* _Goal_: Go through the records below line by line, counting those that contain the word "features"; answer with the count only.

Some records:
>>>>>

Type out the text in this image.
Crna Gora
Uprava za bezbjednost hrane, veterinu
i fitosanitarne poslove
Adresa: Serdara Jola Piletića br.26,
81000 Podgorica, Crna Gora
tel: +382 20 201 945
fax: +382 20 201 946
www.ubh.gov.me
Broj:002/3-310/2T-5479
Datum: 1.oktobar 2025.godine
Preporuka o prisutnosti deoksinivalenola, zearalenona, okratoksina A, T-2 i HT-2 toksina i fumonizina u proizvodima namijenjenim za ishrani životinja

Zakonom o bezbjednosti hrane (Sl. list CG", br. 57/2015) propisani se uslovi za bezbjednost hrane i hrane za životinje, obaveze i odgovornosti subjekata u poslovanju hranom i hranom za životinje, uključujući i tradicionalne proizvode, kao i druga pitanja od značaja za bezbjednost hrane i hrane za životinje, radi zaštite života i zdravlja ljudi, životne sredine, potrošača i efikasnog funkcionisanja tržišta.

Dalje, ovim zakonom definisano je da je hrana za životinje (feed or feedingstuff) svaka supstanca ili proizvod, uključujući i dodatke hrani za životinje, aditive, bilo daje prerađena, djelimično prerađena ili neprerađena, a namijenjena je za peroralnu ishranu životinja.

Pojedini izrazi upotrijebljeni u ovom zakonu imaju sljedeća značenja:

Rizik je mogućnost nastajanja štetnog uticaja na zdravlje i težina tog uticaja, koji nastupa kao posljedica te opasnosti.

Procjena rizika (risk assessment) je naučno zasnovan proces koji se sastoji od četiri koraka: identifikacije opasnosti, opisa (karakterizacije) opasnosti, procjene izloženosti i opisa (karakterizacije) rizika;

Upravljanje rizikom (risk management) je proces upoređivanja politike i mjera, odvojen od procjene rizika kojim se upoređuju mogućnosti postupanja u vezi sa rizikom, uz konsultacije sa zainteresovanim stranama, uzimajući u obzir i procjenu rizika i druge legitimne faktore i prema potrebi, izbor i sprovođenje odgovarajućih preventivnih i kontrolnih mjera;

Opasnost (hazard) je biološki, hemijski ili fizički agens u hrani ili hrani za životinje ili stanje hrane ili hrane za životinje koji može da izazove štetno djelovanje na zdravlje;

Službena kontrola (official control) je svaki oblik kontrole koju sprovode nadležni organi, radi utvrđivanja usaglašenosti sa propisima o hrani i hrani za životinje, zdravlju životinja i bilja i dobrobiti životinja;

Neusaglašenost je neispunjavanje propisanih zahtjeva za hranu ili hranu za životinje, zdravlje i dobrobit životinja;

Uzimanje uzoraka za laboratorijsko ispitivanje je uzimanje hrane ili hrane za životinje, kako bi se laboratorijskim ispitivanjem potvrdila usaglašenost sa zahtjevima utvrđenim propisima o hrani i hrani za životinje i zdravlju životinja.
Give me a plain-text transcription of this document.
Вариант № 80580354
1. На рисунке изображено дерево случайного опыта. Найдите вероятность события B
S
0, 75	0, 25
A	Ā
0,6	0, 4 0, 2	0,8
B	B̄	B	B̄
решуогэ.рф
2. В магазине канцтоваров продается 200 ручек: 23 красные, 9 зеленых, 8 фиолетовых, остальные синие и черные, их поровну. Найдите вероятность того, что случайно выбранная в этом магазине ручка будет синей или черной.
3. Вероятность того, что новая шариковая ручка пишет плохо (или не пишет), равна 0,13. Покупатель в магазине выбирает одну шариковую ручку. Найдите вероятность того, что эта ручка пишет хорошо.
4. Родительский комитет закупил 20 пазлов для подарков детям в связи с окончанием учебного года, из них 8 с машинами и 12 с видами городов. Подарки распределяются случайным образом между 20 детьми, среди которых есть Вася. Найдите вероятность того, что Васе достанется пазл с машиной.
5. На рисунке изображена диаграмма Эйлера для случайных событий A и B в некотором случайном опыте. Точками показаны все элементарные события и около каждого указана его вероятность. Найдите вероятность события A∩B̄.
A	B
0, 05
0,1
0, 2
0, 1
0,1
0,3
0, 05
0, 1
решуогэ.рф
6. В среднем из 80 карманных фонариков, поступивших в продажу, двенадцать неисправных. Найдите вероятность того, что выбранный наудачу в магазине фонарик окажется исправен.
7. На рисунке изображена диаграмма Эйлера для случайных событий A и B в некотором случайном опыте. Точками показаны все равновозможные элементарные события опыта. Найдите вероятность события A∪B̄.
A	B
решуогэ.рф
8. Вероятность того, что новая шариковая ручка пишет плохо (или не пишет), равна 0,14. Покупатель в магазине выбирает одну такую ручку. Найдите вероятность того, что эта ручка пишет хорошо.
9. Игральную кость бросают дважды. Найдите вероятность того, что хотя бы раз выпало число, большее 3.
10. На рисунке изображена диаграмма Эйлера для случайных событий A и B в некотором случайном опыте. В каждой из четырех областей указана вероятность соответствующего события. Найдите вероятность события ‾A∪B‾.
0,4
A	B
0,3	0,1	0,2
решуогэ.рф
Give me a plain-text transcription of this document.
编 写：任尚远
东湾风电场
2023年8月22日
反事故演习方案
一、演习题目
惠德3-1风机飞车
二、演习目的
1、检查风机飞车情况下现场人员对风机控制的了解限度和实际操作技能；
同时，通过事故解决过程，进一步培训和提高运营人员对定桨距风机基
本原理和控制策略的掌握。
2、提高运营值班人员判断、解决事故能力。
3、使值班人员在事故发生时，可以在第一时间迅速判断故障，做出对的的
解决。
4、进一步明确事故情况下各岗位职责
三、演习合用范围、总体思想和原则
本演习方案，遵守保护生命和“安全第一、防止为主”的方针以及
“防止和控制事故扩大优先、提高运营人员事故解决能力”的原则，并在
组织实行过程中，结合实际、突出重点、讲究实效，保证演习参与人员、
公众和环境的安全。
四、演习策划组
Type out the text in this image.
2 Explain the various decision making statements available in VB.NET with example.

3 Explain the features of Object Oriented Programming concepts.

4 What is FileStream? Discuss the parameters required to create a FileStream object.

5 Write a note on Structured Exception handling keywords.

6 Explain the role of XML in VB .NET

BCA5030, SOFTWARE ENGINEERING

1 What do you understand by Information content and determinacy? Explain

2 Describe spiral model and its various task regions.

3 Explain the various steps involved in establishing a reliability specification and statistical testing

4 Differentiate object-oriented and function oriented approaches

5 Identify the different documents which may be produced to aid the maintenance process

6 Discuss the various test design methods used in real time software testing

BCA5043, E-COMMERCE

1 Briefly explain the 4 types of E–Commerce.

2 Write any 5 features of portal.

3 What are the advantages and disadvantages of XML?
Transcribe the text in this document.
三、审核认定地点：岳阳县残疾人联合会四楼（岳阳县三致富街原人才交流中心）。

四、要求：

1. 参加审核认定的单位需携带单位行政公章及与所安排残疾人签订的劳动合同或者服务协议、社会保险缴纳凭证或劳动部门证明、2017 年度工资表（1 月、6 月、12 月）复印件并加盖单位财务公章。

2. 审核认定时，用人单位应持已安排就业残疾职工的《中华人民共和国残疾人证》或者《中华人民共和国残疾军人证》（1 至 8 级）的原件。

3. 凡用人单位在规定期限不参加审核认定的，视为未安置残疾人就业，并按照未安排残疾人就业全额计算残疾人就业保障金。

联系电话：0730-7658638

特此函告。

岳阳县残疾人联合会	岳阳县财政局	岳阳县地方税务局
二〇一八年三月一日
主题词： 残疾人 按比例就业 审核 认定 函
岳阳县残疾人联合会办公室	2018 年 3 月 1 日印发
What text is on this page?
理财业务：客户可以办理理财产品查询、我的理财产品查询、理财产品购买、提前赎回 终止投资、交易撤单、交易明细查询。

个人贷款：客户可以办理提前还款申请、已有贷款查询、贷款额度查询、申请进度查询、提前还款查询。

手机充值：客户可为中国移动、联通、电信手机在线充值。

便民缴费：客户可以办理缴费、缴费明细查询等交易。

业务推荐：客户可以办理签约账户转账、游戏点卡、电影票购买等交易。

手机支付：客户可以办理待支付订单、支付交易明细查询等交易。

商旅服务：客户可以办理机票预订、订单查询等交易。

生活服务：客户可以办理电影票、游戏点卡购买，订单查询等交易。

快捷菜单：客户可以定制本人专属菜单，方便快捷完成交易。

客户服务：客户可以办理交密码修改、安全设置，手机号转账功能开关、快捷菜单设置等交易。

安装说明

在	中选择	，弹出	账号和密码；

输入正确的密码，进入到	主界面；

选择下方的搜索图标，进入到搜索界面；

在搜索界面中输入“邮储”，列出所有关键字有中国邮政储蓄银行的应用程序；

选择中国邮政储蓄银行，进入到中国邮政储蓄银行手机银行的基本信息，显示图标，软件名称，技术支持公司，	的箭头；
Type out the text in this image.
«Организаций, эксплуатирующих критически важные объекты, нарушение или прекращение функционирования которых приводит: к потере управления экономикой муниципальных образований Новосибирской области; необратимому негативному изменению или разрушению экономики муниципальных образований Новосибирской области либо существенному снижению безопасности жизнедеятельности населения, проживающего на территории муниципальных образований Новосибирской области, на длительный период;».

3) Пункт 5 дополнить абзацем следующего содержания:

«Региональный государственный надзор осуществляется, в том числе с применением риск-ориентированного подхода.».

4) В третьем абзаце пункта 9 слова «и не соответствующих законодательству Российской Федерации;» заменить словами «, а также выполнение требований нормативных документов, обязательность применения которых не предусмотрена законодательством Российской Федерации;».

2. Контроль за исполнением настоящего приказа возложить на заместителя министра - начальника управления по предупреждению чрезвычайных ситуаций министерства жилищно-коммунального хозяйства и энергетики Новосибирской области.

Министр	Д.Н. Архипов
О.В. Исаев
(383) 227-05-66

<<<<<

* _Correct result_: 2